== EXERCISE DETAILS ==
Lay out the records from the line containing "configuration-select[interactable]: Release ▼" through the line containing "exclude-app-data-highlight — [203, 322, 444, 351]" as a numbered list, omitting any blank lines.

Coordinate annotation records:

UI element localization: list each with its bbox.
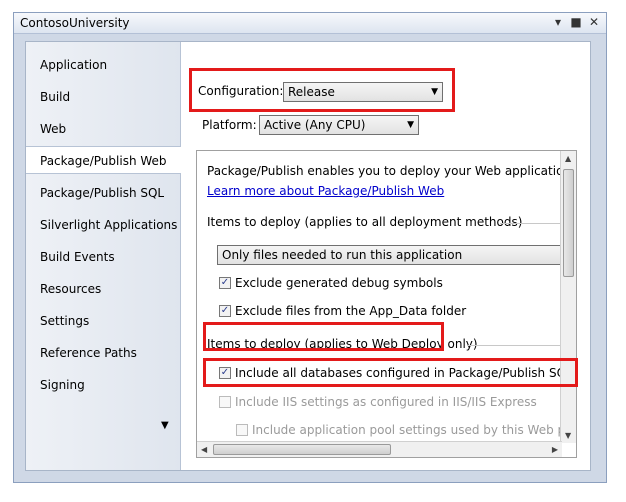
configuration-select[interactable]: Release ▼ — [283, 82, 443, 102]
configuration-value: Release — [288, 85, 335, 99]
learn-more-link[interactable]: Learn more about Package/Publish Web — [207, 184, 444, 198]
sidebar-more-icon[interactable]: ▼ — [161, 420, 169, 431]
include-iis-checkbox[interactable] — [219, 396, 231, 408]
configuration-label: Configuration: — [198, 84, 284, 98]
horizontal-scrollbar[interactable]: ◀ ▶ — [197, 441, 562, 457]
sidebar-item-application[interactable]: Application — [26, 51, 179, 79]
sidebar-item-build-events[interactable]: Build Events — [26, 243, 179, 271]
sidebar-item-reference-paths[interactable]: Reference Paths — [26, 339, 179, 367]
platform-label: Platform: — [202, 118, 257, 132]
scroll-up-icon[interactable]: ▲ — [565, 154, 571, 163]
sidebar-item-signing[interactable]: Signing — [26, 371, 179, 399]
include-app-pool-checkbox[interactable] — [236, 424, 248, 436]
sidebar-item-web[interactable]: Web — [26, 115, 179, 143]
dropdown-icon[interactable]: ▾ — [552, 15, 564, 29]
intro-text: Package/Publish enables you to deploy yo… — [207, 164, 577, 178]
platform-select[interactable]: Active (Any CPU) ▼ — [259, 115, 419, 135]
exclude-app-data-highlight — [203, 322, 444, 351]
platform-value: Active (Any CPU) — [264, 118, 366, 132]
properties-client-area: Application Build Web Package/Publish We… — [25, 41, 591, 471]
sidebar: Application Build Web Package/Publish We… — [26, 42, 181, 470]
horizontal-scroll-thumb[interactable] — [213, 444, 391, 455]
section-all-methods-heading: Items to deploy (applies to all deployme… — [207, 215, 523, 229]
sidebar-item-silverlight-applications[interactable]: Silverlight Applications — [26, 211, 179, 239]
exclude-debug-checkbox[interactable]: ✓ — [219, 277, 231, 289]
items-to-deploy-select[interactable]: Only files needed to run this applicatio… — [217, 245, 562, 265]
exclude-app-data-label: Exclude files from the App_Data folder — [235, 304, 467, 318]
close-icon[interactable]: ✕ — [588, 15, 600, 29]
include-databases-highlight — [203, 358, 578, 387]
exclude-debug-label: Exclude generated debug symbols — [235, 276, 443, 290]
package-publish-panel: Package/Publish enables you to deploy yo… — [196, 150, 577, 458]
exclude-app-data-checkbox[interactable]: ✓ — [219, 305, 231, 317]
scroll-down-icon[interactable]: ▼ — [565, 431, 571, 440]
sidebar-item-settings[interactable]: Settings — [26, 307, 179, 335]
project-properties-window: ContosoUniversity ▾ ■ ✕ Application Buil… — [13, 12, 607, 483]
scroll-left-icon[interactable]: ◀ — [201, 445, 207, 454]
section-divider — [467, 345, 560, 346]
sidebar-item-package-publish-sql[interactable]: Package/Publish SQL — [26, 179, 179, 207]
sidebar-item-resources[interactable]: Resources — [26, 275, 179, 303]
sidebar-item-package-publish-web[interactable]: Package/Publish Web — [26, 146, 181, 174]
include-app-pool-label: Include application pool settings used b… — [252, 423, 577, 437]
maximize-icon[interactable]: ■ — [570, 15, 582, 29]
vertical-scroll-thumb[interactable] — [563, 169, 574, 277]
title-bar: ContosoUniversity ▾ ■ ✕ — [14, 13, 606, 34]
chevron-down-icon: ▼ — [407, 120, 414, 130]
page-content: Configuration: Release ▼ Platform: Activ… — [181, 42, 590, 470]
items-to-deploy-value: Only files needed to run this applicatio… — [222, 248, 463, 262]
chevron-down-icon: ▼ — [431, 87, 438, 97]
sidebar-item-build[interactable]: Build — [26, 83, 179, 111]
window-title: ContosoUniversity — [20, 16, 130, 30]
scroll-right-icon[interactable]: ▶ — [552, 445, 558, 454]
include-iis-label: Include IIS settings as configured in II… — [235, 395, 537, 409]
section-divider — [500, 223, 560, 224]
title-bar-buttons: ▾ ■ ✕ — [552, 15, 600, 29]
vertical-scrollbar[interactable]: ▲ ▼ — [560, 151, 576, 443]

== EXPECTED ANSWER ==
1. configuration-select[interactable]: Release ▼ — [283, 82, 443, 102]
2. configuration-value: Release — [288, 85, 335, 99]
3. learn-more-link[interactable]: Learn more about Package/Publish Web — [207, 184, 444, 198]
4. sidebar-more-icon[interactable]: ▼ — [161, 420, 169, 431]
5. include-iis-checkbox[interactable] — [219, 396, 231, 408]
6. configuration-label: Configuration: — [198, 84, 284, 98]
7. horizontal-scrollbar[interactable]: ◀ ▶ — [197, 441, 562, 457]
8. sidebar-item-application[interactable]: Application — [26, 51, 179, 79]
9. sidebar-item-build-events[interactable]: Build Events — [26, 243, 179, 271]
10. sidebar-item-reference-paths[interactable]: Reference Paths — [26, 339, 179, 367]
11. platform-label: Platform: — [202, 118, 257, 132]
12. scroll-up-icon[interactable]: ▲ — [565, 154, 571, 163]
13. sidebar-item-signing[interactable]: Signing — [26, 371, 179, 399]
14. include-app-pool-checkbox[interactable] — [236, 424, 248, 436]
15. sidebar-item-web[interactable]: Web — [26, 115, 179, 143]
16. dropdown-icon[interactable]: ▾ — [552, 15, 564, 29]
17. intro-text: Package/Publish enables you to deploy yo… — [207, 164, 577, 178]
18. platform-select[interactable]: Active (Any CPU) ▼ — [259, 115, 419, 135]
19. exclude-app-data-highlight — [203, 322, 444, 351]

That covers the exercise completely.